▶ _Written task_
Look through the material and tally each line bearing the word "What". Give only the total.

▶ _Extracted data_
____

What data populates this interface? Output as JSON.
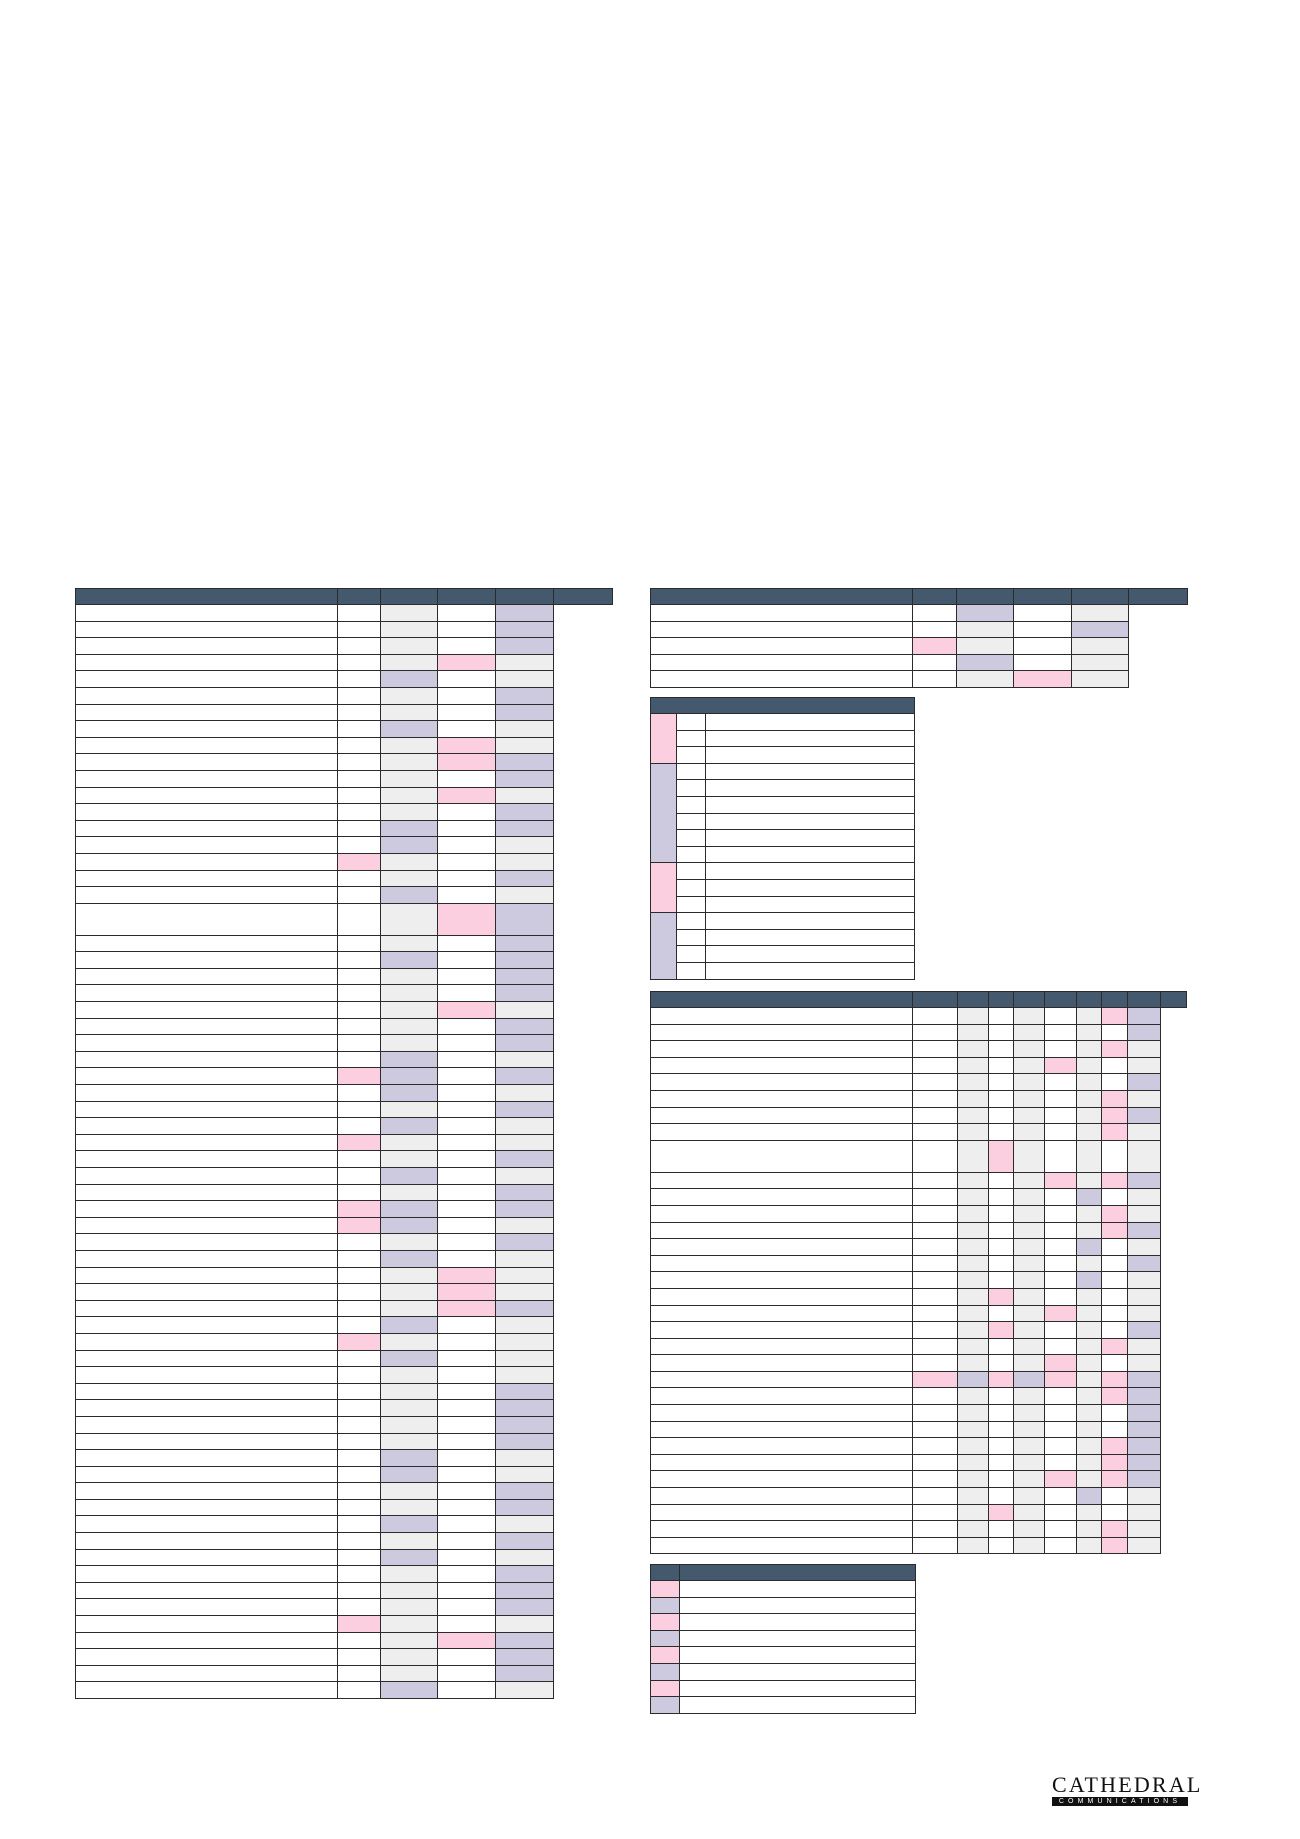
{
  "brand": {
    "name": "CATHEDRAL",
    "subtitle": "COMMUNICATIONS"
  },
  "colors": {
    "header": "#44596d",
    "pink": "#fccfe0",
    "lavender": "#cdc9de",
    "grey": "#eeeeee"
  },
  "main_table": {
    "rows": [
      "wwgwv",
      "wwgwv",
      "wwgwv",
      "wwgpg",
      "wwvwg",
      "wwgwv",
      "wwgwv",
      "wwvwg",
      "wwgpg",
      "wwgpv",
      "wwgwv",
      "wwgpg",
      "wwgwv",
      "wwvwv",
      "wwvwg",
      "wpgwg",
      "wwgwv",
      "wwvwg",
      "wwgpvT",
      "wwgwv",
      "wwvwv",
      "wwgwv",
      "wwgwv",
      "wwgpg",
      "wwgwv",
      "wwgwv",
      "wwvwg",
      "wpvwv",
      "wwvwg",
      "wwgwv",
      "wwvwg",
      "wpgwg",
      "wwgwv",
      "wwvwg",
      "wwgwv",
      "wpvwv",
      "wpvwg",
      "wwgwv",
      "wwvwg",
      "wwgpg",
      "wwgpg",
      "wwgpv",
      "wwvwg",
      "wpgwg",
      "wwvwg",
      "wwgwg",
      "wwgwv",
      "wwgwv",
      "wwgwv",
      "wwgwv",
      "wwvwg",
      "wwvwg",
      "wwgwv",
      "wwgwv",
      "wwvwg",
      "wwgwv",
      "wwvwg",
      "wwgwv",
      "wwgwv",
      "wwgwv",
      "wpgwg",
      "wwgpv",
      "wwgwv",
      "wwgwv",
      "wwvwg"
    ]
  },
  "top_right_table": {
    "rows": [
      "wwvwg",
      "wwgwv",
      "wpgwg",
      "wwvwg",
      "wwgpg"
    ]
  },
  "key_table": {
    "groups": [
      {
        "color": "p",
        "rows": 3
      },
      {
        "color": "v",
        "rows": 6
      },
      {
        "color": "p",
        "rows": 3
      },
      {
        "color": "v",
        "rows": 4
      }
    ]
  },
  "schedule_table": {
    "rows": [
      "wwgwgwgpv",
      "wwgwgwgwv",
      "wwgwgwgpg",
      "wwgwgpgwg",
      "wwgwgwgwv",
      "wwgwgwgpg",
      "wwgwgwgpv",
      "wwgwgwgpg",
      "wwgpgwgwgT",
      "wwgwgpgpv",
      "wwgwgwvwg",
      "wwgwgwgpg",
      "wwgwgwgpv",
      "wwgwgwvwg",
      "wwgwgwgwv",
      "wwgwgwvwg",
      "wwgpgwgwg",
      "wwgwgpgwg",
      "wwgpgwgwv",
      "wwgwgwgpg",
      "wwgwgpgwg",
      "wpvpvpgpv",
      "wwgwgwgpv",
      "wwgwgwgwv",
      "wwgwgwgwv",
      "wwgwgwgpv",
      "wwgwgwgpv",
      "wwgwgpgpv",
      "wwgwgwvwg",
      "wwgpgwgwg",
      "wwgwgwgpg",
      "wwgwgwgpg"
    ]
  },
  "legend_table": {
    "rows": [
      "p",
      "v",
      "p",
      "v",
      "p",
      "v",
      "p",
      "v"
    ]
  }
}
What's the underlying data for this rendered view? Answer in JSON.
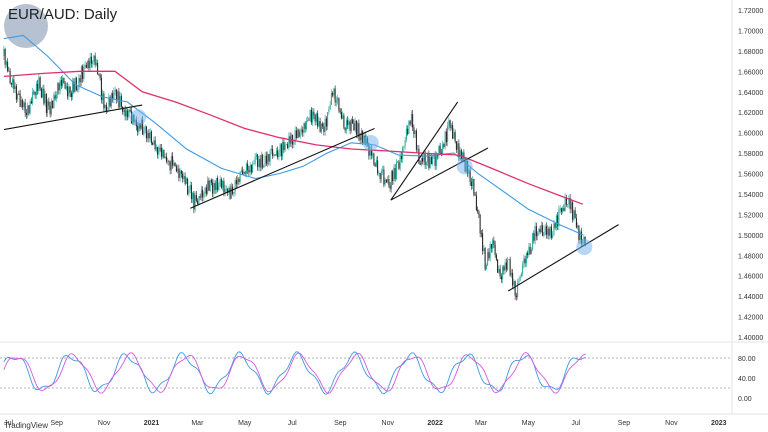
{
  "chart_data": [
    {
      "type": "candlestick",
      "title": "EUR/AUD: Daily",
      "x_ticks": [
        "Jul",
        "Sep",
        "Nov",
        "2021",
        "Mar",
        "May",
        "Jul",
        "Sep",
        "Nov",
        "2022",
        "Mar",
        "May",
        "Jul",
        "Sep",
        "Nov",
        "2023"
      ],
      "y_ticks": [
        "1.72000",
        "1.70000",
        "1.68000",
        "1.66000",
        "1.64000",
        "1.62000",
        "1.60000",
        "1.58000",
        "1.56000",
        "1.54000",
        "1.52000",
        "1.50000",
        "1.48000",
        "1.46000",
        "1.44000",
        "1.42000",
        "1.40000"
      ],
      "ylim": [
        1.4,
        1.72
      ],
      "price_path": [
        [
          "2020-06-25",
          1.675
        ],
        [
          "2020-07-10",
          1.64
        ],
        [
          "2020-07-25",
          1.62
        ],
        [
          "2020-08-08",
          1.65
        ],
        [
          "2020-08-22",
          1.62
        ],
        [
          "2020-09-05",
          1.65
        ],
        [
          "2020-09-20",
          1.64
        ],
        [
          "2020-10-05",
          1.66
        ],
        [
          "2020-10-20",
          1.675
        ],
        [
          "2020-11-02",
          1.62
        ],
        [
          "2020-11-15",
          1.64
        ],
        [
          "2020-11-28",
          1.62
        ],
        [
          "2020-12-12",
          1.61
        ],
        [
          "2020-12-25",
          1.6
        ],
        [
          "2021-01-10",
          1.58
        ],
        [
          "2021-01-25",
          1.57
        ],
        [
          "2021-02-10",
          1.56
        ],
        [
          "2021-02-25",
          1.53
        ],
        [
          "2021-03-10",
          1.545
        ],
        [
          "2021-03-28",
          1.55
        ],
        [
          "2021-04-12",
          1.54
        ],
        [
          "2021-04-28",
          1.56
        ],
        [
          "2021-05-12",
          1.57
        ],
        [
          "2021-05-28",
          1.575
        ],
        [
          "2021-06-12",
          1.58
        ],
        [
          "2021-06-28",
          1.59
        ],
        [
          "2021-07-12",
          1.6
        ],
        [
          "2021-07-28",
          1.62
        ],
        [
          "2021-08-10",
          1.6
        ],
        [
          "2021-08-22",
          1.64
        ],
        [
          "2021-09-05",
          1.61
        ],
        [
          "2021-09-20",
          1.605
        ],
        [
          "2021-10-05",
          1.59
        ],
        [
          "2021-10-20",
          1.56
        ],
        [
          "2021-11-02",
          1.55
        ],
        [
          "2021-11-16",
          1.57
        ],
        [
          "2021-11-30",
          1.615
        ],
        [
          "2021-12-12",
          1.575
        ],
        [
          "2021-12-28",
          1.57
        ],
        [
          "2022-01-10",
          1.585
        ],
        [
          "2022-01-20",
          1.61
        ],
        [
          "2022-02-01",
          1.58
        ],
        [
          "2022-02-10",
          1.565
        ],
        [
          "2022-02-20",
          1.545
        ],
        [
          "2022-03-01",
          1.5
        ],
        [
          "2022-03-07",
          1.47
        ],
        [
          "2022-03-15",
          1.495
        ],
        [
          "2022-03-25",
          1.46
        ],
        [
          "2022-04-05",
          1.475
        ],
        [
          "2022-04-15",
          1.445
        ],
        [
          "2022-04-28",
          1.48
        ],
        [
          "2022-05-12",
          1.505
        ],
        [
          "2022-05-28",
          1.5
        ],
        [
          "2022-06-10",
          1.52
        ],
        [
          "2022-06-22",
          1.535
        ],
        [
          "2022-07-01",
          1.51
        ],
        [
          "2022-07-08",
          1.495
        ],
        [
          "2022-07-14",
          1.49
        ]
      ],
      "series": [
        {
          "name": "",
          "color": "#e0306c",
          "values": [
            [
              "2020-06-25",
              1.655
            ],
            [
              "2020-08-15",
              1.658
            ],
            [
              "2020-10-01",
              1.66
            ],
            [
              "2020-11-15",
              1.66
            ],
            [
              "2020-12-20",
              1.64
            ],
            [
              "2021-02-01",
              1.63
            ],
            [
              "2021-03-15",
              1.618
            ],
            [
              "2021-05-01",
              1.604
            ],
            [
              "2021-06-15",
              1.595
            ],
            [
              "2021-08-01",
              1.588
            ],
            [
              "2021-09-15",
              1.584
            ],
            [
              "2021-11-01",
              1.582
            ],
            [
              "2021-12-15",
              1.58
            ],
            [
              "2022-02-01",
              1.578
            ],
            [
              "2022-03-15",
              1.565
            ],
            [
              "2022-05-01",
              1.55
            ],
            [
              "2022-06-15",
              1.537
            ],
            [
              "2022-07-10",
              1.53
            ]
          ]
        },
        {
          "name": "",
          "color": "#3d9ae4",
          "values": [
            [
              "2020-06-25",
              1.692
            ],
            [
              "2020-07-20",
              1.695
            ],
            [
              "2020-08-20",
              1.675
            ],
            [
              "2020-09-25",
              1.647
            ],
            [
              "2020-10-30",
              1.635
            ],
            [
              "2020-12-01",
              1.63
            ],
            [
              "2021-01-05",
              1.61
            ],
            [
              "2021-02-15",
              1.584
            ],
            [
              "2021-04-01",
              1.565
            ],
            [
              "2021-05-15",
              1.555
            ],
            [
              "2021-06-15",
              1.56
            ],
            [
              "2021-07-15",
              1.567
            ],
            [
              "2021-08-15",
              1.58
            ],
            [
              "2021-09-15",
              1.59
            ],
            [
              "2021-10-15",
              1.588
            ],
            [
              "2021-11-15",
              1.578
            ],
            [
              "2021-12-20",
              1.577
            ],
            [
              "2022-01-25",
              1.58
            ],
            [
              "2022-02-25",
              1.56
            ],
            [
              "2022-03-25",
              1.545
            ],
            [
              "2022-05-01",
              1.525
            ],
            [
              "2022-06-10",
              1.51
            ],
            [
              "2022-07-10",
              1.5
            ]
          ]
        }
      ],
      "trendlines": [
        [
          [
            "2020-06-25",
            1.603
          ],
          [
            "2020-12-20",
            1.627
          ]
        ],
        [
          [
            "2021-02-20",
            1.526
          ],
          [
            "2021-10-15",
            1.604
          ]
        ],
        [
          [
            "2021-11-05",
            1.534
          ],
          [
            "2022-01-30",
            1.63
          ]
        ],
        [
          [
            "2021-11-05",
            1.534
          ],
          [
            "2022-03-10",
            1.585
          ]
        ],
        [
          [
            "2022-04-05",
            1.445
          ],
          [
            "2022-08-25",
            1.51
          ]
        ]
      ],
      "highlights": [
        [
          "2020-12-15",
          1.615
        ],
        [
          "2021-10-10",
          1.59
        ],
        [
          "2022-02-08",
          1.567
        ],
        [
          "2022-07-12",
          1.488
        ]
      ]
    },
    {
      "type": "line",
      "title": "",
      "y_ticks": [
        "80.00",
        "40.00",
        "0.00"
      ],
      "ylim": [
        0,
        100
      ],
      "reference_lines": [
        80,
        20
      ],
      "series": [
        {
          "name": "",
          "color": "#3d9ae4"
        },
        {
          "name": "",
          "color": "#d25be0"
        }
      ]
    }
  ],
  "brand": "TradingView"
}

____

▶ _Response_
2